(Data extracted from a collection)
━━━━
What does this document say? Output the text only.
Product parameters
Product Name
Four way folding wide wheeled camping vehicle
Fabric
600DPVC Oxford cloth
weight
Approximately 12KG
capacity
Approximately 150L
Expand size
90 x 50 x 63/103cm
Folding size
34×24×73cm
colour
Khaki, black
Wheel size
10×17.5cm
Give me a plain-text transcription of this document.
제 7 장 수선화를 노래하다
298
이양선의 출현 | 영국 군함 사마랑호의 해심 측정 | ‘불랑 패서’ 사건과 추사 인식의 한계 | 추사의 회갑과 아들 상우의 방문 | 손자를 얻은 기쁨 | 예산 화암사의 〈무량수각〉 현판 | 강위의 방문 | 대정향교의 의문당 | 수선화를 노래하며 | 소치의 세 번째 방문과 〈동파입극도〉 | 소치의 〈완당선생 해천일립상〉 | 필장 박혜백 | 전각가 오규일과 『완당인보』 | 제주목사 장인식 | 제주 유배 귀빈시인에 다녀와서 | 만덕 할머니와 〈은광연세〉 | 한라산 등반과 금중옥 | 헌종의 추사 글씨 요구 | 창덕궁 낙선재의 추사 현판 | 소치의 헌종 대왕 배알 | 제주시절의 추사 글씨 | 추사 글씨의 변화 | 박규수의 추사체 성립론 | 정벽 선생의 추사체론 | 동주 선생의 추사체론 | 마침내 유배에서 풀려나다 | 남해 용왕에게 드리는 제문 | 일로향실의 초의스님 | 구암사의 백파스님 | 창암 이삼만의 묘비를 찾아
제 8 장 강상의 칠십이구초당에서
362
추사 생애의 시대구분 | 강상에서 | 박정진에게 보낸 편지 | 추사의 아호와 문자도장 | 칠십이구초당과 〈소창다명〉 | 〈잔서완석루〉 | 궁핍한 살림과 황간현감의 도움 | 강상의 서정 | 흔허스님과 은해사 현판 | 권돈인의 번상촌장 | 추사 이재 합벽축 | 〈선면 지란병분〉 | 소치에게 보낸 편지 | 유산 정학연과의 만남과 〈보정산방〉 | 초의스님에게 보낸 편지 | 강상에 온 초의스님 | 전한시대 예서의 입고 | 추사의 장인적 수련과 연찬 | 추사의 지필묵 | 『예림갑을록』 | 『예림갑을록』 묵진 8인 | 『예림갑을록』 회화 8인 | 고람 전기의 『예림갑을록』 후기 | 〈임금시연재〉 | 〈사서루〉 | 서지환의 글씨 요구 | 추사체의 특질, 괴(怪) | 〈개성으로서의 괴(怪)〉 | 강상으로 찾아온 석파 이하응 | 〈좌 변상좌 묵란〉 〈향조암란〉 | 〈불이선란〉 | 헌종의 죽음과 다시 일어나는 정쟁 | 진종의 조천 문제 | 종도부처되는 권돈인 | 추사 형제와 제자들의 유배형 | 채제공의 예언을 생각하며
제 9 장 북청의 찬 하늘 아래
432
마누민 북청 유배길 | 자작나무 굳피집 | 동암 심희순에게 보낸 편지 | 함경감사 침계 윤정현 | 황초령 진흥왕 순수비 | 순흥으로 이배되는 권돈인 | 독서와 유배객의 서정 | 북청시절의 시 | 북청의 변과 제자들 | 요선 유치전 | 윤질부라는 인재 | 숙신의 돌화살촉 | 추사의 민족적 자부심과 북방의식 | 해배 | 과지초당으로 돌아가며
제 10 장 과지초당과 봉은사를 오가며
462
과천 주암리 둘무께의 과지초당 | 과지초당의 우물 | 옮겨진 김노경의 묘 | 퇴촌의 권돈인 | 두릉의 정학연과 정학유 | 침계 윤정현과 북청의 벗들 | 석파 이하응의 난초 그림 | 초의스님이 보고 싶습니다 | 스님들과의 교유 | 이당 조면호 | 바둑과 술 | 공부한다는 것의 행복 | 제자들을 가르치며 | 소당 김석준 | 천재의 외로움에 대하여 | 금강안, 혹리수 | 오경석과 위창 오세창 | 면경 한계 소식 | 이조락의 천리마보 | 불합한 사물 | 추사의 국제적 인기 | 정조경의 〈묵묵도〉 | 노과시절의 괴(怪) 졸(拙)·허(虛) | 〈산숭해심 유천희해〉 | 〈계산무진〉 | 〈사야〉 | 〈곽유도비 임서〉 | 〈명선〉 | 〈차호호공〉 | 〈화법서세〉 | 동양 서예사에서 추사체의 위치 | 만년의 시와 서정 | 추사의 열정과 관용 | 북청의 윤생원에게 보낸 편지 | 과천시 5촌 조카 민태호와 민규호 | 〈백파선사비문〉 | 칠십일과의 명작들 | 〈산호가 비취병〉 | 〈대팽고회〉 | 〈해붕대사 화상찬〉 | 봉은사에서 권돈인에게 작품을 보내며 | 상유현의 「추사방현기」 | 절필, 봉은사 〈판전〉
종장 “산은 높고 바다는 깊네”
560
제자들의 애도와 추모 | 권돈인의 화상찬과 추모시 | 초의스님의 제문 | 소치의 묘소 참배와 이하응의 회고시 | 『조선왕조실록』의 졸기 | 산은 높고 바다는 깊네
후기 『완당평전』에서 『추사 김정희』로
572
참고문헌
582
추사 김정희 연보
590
━━━━
§ Challenge:
All lines in the data that contain the word "text" should be copied.

§ Expected answer:
What does this document say? Output the text only.
Give me a plain-text transcription of this document.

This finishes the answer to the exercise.